Stated task → Pick every line with "email" from the material below.

(Dataset records)
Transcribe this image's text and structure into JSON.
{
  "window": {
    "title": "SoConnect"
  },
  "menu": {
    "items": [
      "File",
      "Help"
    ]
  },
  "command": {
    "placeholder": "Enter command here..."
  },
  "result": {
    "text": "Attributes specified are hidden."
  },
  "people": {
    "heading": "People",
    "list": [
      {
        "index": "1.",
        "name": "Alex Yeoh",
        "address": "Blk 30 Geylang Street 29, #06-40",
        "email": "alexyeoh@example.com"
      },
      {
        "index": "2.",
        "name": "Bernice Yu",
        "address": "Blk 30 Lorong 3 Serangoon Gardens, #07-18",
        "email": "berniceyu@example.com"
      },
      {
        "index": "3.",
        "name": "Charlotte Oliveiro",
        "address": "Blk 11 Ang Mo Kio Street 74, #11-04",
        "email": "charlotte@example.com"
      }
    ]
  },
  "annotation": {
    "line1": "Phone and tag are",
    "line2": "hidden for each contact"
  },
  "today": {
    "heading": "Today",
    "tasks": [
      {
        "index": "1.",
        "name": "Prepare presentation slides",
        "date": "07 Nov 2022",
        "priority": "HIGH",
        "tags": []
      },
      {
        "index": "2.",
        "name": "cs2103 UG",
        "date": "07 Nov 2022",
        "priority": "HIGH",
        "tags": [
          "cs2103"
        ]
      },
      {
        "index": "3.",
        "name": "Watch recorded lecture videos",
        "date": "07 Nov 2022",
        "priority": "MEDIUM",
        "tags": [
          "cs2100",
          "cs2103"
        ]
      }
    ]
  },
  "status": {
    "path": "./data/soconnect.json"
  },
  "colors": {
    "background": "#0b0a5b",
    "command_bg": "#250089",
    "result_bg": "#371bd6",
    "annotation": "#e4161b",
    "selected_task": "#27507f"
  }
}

Response to this task →
        "email": "alexyeoh@example.com"
        "email": "berniceyu@example.com"
        "email": "charlotte@example.com"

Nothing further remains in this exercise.